Excerpted passage.
__________

Unfounded fear of genetics

Elton Wong

On Tuesday, representatives of food, biotechnology and agriculture industries met with the Environmental Protection Agency. These representatives pressured the EPA to approve the use of a certain genetically engineered corn in food meant for humans. This kind of genetically modified (GM) corn was previously approved for use in animal feed, but not for human consumption. This fall, however, taco shells and other food products were found to contain some of this corn called StarLink.

Fears that StarLink corn could cause allergic reactions in people prompted a recall of products and have forced the corn’s developer, Aventis CropScience, to buy all of this year’s StarLink crop and stop licensing the seed.

Aventis wants the EPA to approve Starlink for human consumption for mostly economic reasons: recalls are expensive and sales of U.S. corn to foreign markets are already suffering. In addition, the cost of testing corn could drive up prices, further hurting suppliers and farmers.

Genetically engineered plants are created when genes from one organism are “spliced” into the genome of a crop plant. Each gene codes for a protein that can confer pest resistance, cold resistance or some other desired property.

The protein in question with respect to StarLink corn is called Cry9C, and is produced by a bacterial gene. This protein protects the corn from insects. There is no evidence that this protein is harmful in any way to humans, but it has shown itself to be stable in stomach acids. Proteins showing this characteristic have a higher likelihood of causing allergies (certain peanut proteins, for example). However, even if Cry9C is an allergen, it is found in such small concentrations in food products that it would almost certainly be harmless.

Environmental groups as well as consumer advocacy groups are raising a great deal of fuss over “contamination” of consumer foods by this genetically modified corn. Unfortunately, such fears are based on little more than ignorance.

For instance, StarLink corn is not only resistant to pests, but is also less likely to carry Fusarium, a toxic fungus often carried into the plants by the pest insects. Fusarium fungus produces a toxin called fumonisin, which is known to cause fatal diseases in humans. Thus, StarLink corn actually has a margin of safety that regular corn does not. Anti-GM activists generally ignore information like this. Apparently, they find the idea of deadly fungal toxins less frightening than genetically modified corn that is safe by all accounts. The fungus may give you esophageal cancer and make you die, but at least it’s “natural.”

Other examples of consumer irrationality are easily found. For instance, many people are violently allergic to ordinary peanuts. People have died from eating food products that were supposed to be peanut-free, but were accidentally contaminated with peanut oil. Activists are not nearly as concerned about peanut contamination as they are about genetically engineered crops, even though one can kill and the other has never hurt anyone. The word “genetic” alone is enough to stir up ignorant fears.

There’s more to the story. The wheat plant is not found in nature; it is a genetically modified crop created at the beginning of civilization by a primitive kind of genetic engineering: cross breeding. By crossing different kinds of wild grasses, early farmers stumbled upon a strain of grass that produced large kernels suitable for eating. This is what we now call wheat.

__________

Extracted data entries:

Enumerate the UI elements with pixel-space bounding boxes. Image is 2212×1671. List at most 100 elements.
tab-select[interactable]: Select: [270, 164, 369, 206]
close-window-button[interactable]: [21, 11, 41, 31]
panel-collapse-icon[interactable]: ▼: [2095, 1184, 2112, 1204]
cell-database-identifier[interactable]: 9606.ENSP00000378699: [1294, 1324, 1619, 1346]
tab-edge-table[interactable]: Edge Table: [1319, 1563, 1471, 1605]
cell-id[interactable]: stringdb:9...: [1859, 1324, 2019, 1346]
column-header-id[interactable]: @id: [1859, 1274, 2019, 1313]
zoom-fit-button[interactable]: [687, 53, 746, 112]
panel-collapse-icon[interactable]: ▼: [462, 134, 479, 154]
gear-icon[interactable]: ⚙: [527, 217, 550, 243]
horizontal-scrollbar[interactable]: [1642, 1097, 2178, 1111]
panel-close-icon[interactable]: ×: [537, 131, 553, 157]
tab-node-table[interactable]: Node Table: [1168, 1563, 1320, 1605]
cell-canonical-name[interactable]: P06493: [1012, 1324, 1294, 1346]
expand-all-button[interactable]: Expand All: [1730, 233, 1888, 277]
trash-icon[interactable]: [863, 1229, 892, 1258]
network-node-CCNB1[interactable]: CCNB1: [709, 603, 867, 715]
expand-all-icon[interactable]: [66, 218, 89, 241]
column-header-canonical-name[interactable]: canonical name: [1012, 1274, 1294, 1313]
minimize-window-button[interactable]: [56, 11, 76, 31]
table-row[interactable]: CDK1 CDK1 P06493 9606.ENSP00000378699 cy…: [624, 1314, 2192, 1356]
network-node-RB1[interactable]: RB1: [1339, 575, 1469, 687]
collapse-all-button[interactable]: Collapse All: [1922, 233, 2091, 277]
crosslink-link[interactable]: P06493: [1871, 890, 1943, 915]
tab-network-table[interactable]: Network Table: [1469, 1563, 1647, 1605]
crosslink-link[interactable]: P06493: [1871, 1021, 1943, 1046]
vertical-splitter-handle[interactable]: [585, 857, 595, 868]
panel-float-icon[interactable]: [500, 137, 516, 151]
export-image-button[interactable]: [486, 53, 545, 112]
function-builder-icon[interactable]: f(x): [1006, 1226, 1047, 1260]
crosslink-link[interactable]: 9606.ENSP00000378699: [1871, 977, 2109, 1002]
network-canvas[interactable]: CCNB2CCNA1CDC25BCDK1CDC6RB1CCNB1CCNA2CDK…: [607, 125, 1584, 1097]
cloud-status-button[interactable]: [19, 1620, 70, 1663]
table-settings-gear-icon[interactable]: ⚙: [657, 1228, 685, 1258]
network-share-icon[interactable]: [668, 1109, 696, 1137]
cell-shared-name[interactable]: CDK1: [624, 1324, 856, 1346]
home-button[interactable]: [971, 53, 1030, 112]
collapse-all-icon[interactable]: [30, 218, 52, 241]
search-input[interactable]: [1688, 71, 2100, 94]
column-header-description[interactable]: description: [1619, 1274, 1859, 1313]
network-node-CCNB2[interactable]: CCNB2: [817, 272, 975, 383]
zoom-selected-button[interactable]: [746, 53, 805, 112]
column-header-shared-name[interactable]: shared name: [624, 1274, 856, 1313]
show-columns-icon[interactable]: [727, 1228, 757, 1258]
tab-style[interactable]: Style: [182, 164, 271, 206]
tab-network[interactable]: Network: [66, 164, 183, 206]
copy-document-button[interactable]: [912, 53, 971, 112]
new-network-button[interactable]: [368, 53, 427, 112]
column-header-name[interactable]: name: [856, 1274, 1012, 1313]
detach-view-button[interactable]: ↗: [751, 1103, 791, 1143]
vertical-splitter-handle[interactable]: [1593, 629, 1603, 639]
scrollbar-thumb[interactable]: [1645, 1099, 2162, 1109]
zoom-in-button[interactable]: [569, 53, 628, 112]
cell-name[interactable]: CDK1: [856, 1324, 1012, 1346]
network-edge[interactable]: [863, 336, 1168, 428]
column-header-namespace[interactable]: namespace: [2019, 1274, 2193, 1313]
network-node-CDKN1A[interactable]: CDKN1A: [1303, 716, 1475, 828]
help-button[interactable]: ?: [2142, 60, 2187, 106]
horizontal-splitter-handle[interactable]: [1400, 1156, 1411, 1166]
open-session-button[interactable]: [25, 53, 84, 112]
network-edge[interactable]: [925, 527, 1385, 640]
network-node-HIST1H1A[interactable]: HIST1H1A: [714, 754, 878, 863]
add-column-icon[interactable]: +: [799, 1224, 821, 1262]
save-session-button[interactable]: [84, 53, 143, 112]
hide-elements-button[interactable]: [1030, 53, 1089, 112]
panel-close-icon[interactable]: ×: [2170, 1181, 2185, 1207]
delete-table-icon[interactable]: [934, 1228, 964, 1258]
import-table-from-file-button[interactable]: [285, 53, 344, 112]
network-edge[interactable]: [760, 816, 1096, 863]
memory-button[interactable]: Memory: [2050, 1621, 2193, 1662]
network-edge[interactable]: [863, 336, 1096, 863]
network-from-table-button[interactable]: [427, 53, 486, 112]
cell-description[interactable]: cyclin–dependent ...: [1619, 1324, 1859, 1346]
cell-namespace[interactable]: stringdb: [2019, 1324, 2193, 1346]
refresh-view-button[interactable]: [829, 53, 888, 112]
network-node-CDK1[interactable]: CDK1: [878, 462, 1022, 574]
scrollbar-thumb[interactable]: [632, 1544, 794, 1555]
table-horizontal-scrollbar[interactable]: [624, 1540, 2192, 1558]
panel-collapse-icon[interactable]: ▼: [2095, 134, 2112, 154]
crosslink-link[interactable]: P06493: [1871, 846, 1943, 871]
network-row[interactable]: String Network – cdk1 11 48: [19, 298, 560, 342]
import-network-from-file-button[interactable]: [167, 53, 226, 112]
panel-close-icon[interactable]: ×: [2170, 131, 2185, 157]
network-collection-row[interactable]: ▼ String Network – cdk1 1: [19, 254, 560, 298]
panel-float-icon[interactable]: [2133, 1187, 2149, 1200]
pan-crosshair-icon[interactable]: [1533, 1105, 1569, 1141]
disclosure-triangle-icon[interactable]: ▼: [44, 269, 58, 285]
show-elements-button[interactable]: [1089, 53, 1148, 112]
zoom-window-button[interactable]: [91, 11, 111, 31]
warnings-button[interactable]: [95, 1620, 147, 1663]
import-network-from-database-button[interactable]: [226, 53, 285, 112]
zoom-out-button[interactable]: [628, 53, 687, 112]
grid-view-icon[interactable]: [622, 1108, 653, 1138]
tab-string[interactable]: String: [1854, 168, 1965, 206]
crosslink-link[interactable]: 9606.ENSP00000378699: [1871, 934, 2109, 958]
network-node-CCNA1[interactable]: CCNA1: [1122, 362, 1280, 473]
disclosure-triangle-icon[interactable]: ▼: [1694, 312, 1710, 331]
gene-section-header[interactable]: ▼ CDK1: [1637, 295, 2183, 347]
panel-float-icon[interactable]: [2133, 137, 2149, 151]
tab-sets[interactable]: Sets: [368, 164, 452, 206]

__________

Problems to solve.
- 1) In the StarLink corn article, reproduce the passage verbatim, starting at "Other examples of" and ending at "up ignorant fears.".
- 2) According to the StarLink corn article, which company developed StarLink corn?
- 3) Continue the StarLink corn article from its last sentence.
The data entries are separate material and are not part of the StarLink corn article.

Responses to the exercise.
- 1)
Other examples of consumer irrationality are easily found. For instance, many people are violently allergic to ordinary peanuts. People have died from eating food products that were supposed to be peanut-free, but were accidentally contaminated with peanut oil. Activists are not nearly as concerned about peanut contamination as they are about genetically engineered crops, even though one can kill and the other has never hurt anyone. The word “genetic” alone is enough to stir up ignorant fears.

- 2) Aventis CropScience

- 3)
In fact, hybridization still occurs today. Agriculture companies often cross their grain plants with wild grasses. The resulting plants often have higher protein concentrations and sometimes increased pest resistance.

To the layman, hybridization may seem like a safer, more “natural” way to produce good crops. This is not the case.

Crossing a wheat strain with a wild grass introduces hundreds or thousands of unknown genes into the resulting hybrid strain, and no one knows what these all genes do or what kinds of proteins they make. This kind of cross-breeding is a far more risky and uncontrolled than gene splicing.

Be this as it may, the words “hybrid crops” don’t get activists nearly as excited as the words “genetic engineering.” Sensationalism is the reason for this, not science. Most people would rather cling to scary “Frankenstein” imagery than educate themselves.

In contrast to hybridization, gene splicing allows scientists to carefully insert single genes into crop strains, thereby increasing control and reducing unknown variables. Therefore, it is safer. Hybrid wheat commonly makes its way to grocery stores without any kind of government scrutiny, labeling, or testing, while genetically engineered crops are exhaustively studied before they can be released. This discrepancy makes no sense.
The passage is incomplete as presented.